* [Task brief]
Reproduce every line of the listing below without any changes.

— begin Stored rows —

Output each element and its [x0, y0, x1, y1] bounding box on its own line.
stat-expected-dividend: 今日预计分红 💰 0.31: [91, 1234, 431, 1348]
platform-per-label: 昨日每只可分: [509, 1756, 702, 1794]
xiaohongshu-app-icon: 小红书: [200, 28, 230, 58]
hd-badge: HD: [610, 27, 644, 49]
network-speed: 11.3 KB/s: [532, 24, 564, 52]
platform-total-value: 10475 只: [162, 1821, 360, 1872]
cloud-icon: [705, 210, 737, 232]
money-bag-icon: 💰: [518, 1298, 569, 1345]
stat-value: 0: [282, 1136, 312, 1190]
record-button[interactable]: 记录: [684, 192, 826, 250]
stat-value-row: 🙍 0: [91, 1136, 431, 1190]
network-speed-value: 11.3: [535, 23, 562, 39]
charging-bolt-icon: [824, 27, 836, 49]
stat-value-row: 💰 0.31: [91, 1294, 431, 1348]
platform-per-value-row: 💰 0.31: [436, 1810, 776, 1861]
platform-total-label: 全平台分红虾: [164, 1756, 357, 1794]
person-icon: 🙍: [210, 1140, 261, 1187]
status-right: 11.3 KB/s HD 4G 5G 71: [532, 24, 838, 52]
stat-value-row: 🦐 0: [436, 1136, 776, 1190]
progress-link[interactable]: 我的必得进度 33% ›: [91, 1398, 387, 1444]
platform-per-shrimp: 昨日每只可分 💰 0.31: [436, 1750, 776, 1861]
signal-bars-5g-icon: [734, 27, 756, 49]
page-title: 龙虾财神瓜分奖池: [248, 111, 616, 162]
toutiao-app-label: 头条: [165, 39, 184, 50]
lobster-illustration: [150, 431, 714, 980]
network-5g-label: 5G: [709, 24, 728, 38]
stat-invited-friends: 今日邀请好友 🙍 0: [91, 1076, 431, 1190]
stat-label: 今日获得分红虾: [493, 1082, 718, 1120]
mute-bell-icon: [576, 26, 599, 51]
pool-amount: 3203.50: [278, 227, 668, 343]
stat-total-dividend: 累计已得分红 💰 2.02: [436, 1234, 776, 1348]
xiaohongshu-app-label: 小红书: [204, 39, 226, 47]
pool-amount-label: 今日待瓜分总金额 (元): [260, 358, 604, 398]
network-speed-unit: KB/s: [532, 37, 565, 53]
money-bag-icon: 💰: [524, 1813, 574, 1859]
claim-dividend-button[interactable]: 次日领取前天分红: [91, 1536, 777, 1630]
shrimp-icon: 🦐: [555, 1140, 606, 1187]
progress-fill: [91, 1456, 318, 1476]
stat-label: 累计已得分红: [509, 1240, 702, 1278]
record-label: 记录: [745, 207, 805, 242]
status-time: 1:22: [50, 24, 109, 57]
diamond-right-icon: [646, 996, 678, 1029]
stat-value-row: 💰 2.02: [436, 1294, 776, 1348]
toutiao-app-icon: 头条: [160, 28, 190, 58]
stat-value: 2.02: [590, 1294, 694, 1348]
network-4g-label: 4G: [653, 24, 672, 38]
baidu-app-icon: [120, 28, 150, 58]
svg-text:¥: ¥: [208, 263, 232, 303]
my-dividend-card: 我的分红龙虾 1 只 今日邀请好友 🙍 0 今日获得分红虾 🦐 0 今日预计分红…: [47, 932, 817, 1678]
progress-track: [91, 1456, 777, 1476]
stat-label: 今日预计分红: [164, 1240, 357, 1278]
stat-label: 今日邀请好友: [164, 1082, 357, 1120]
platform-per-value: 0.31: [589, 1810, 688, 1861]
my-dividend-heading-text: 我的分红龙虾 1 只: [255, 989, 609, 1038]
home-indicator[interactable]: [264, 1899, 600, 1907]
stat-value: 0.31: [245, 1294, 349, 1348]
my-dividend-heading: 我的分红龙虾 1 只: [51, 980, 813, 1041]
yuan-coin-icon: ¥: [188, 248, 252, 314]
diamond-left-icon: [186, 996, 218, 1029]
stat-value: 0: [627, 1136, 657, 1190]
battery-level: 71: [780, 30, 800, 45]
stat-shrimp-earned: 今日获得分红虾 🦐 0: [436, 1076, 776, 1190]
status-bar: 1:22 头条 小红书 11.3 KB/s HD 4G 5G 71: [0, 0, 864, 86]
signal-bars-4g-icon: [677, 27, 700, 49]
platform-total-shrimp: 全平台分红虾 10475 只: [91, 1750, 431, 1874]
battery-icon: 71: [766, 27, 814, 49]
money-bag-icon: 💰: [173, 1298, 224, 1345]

— end Stored rows —

* [Correct answer]
Output each element and its [x0, y0, x1, y1] bounding box on its own line.
stat-expected-dividend: 今日预计分红 💰 0.31: [91, 1234, 431, 1348]
platform-per-label: 昨日每只可分: [509, 1756, 702, 1794]
xiaohongshu-app-icon: 小红书: [200, 28, 230, 58]
hd-badge: HD: [610, 27, 644, 49]
network-speed: 11.3 KB/s: [532, 24, 564, 52]
platform-total-value: 10475 只: [162, 1821, 360, 1872]
cloud-icon: [705, 210, 737, 232]
money-bag-icon: 💰: [518, 1298, 569, 1345]
stat-value: 0: [282, 1136, 312, 1190]
record-button[interactable]: 记录: [684, 192, 826, 250]
stat-value-row: 🙍 0: [91, 1136, 431, 1190]
network-speed-value: 11.3: [535, 23, 562, 39]
charging-bolt-icon: [824, 27, 836, 49]
stat-value-row: 💰 0.31: [91, 1294, 431, 1348]
platform-per-value-row: 💰 0.31: [436, 1810, 776, 1861]
platform-total-label: 全平台分红虾: [164, 1756, 357, 1794]
person-icon: 🙍: [210, 1140, 261, 1187]
status-right: 11.3 KB/s HD 4G 5G 71: [532, 24, 838, 52]
stat-value-row: 🦐 0: [436, 1136, 776, 1190]
progress-link[interactable]: 我的必得进度 33% ›: [91, 1398, 387, 1444]
platform-per-shrimp: 昨日每只可分 💰 0.31: [436, 1750, 776, 1861]
signal-bars-5g-icon: [734, 27, 756, 49]
page-title: 龙虾财神瓜分奖池: [248, 111, 616, 162]
toutiao-app-label: 头条: [165, 39, 184, 50]
lobster-illustration: [150, 431, 714, 980]
network-5g-label: 5G: [709, 24, 728, 38]
stat-invited-friends: 今日邀请好友 🙍 0: [91, 1076, 431, 1190]
stat-label: 今日获得分红虾: [493, 1082, 718, 1120]
mute-bell-icon: [576, 26, 599, 51]
pool-amount: 3203.50: [278, 227, 668, 343]
stat-total-dividend: 累计已得分红 💰 2.02: [436, 1234, 776, 1348]
xiaohongshu-app-label: 小红书: [204, 39, 226, 47]
pool-amount-label: 今日待瓜分总金额 (元): [260, 358, 604, 398]
network-speed-unit: KB/s: [532, 37, 565, 53]
money-bag-icon: 💰: [524, 1813, 574, 1859]
claim-dividend-button[interactable]: 次日领取前天分红: [91, 1536, 777, 1630]
shrimp-icon: 🦐: [555, 1140, 606, 1187]
progress-fill: [91, 1456, 318, 1476]
stat-label: 累计已得分红: [509, 1240, 702, 1278]
record-label: 记录: [745, 207, 805, 242]
status-time: 1:22: [50, 24, 109, 57]
diamond-right-icon: [646, 996, 678, 1029]
stat-value-row: 💰 2.02: [436, 1294, 776, 1348]
toutiao-app-icon: 头条: [160, 28, 190, 58]
stat-value: 2.02: [590, 1294, 694, 1348]
network-4g-label: 4G: [653, 24, 672, 38]
baidu-app-icon: [120, 28, 150, 58]
svg-text:¥: ¥: [208, 263, 232, 303]
my-dividend-card: 我的分红龙虾 1 只 今日邀请好友 🙍 0 今日获得分红虾 🦐 0 今日预计分红…: [47, 932, 817, 1678]
progress-track: [91, 1456, 777, 1476]
stat-label: 今日预计分红: [164, 1240, 357, 1278]
stat-label: 今日邀请好友: [164, 1082, 357, 1120]
platform-per-value: 0.31: [589, 1810, 688, 1861]
my-dividend-heading-text: 我的分红龙虾 1 只: [255, 989, 609, 1038]
home-indicator[interactable]: [264, 1899, 600, 1907]
stat-value: 0.31: [245, 1294, 349, 1348]
my-dividend-heading: 我的分红龙虾 1 只: [51, 980, 813, 1041]
yuan-coin-icon: ¥: [188, 248, 252, 314]
diamond-left-icon: [186, 996, 218, 1029]
stat-value: 0: [627, 1136, 657, 1190]
battery-level: 71: [780, 30, 800, 45]
stat-shrimp-earned: 今日获得分红虾 🦐 0: [436, 1076, 776, 1190]
status-bar: 1:22 头条 小红书 11.3 KB/s HD 4G 5G 71: [0, 0, 864, 86]
signal-bars-4g-icon: [677, 27, 700, 49]
platform-total-shrimp: 全平台分红虾 10475 只: [91, 1750, 431, 1874]
battery-icon: 71: [766, 27, 814, 49]
money-bag-icon: 💰: [173, 1298, 224, 1345]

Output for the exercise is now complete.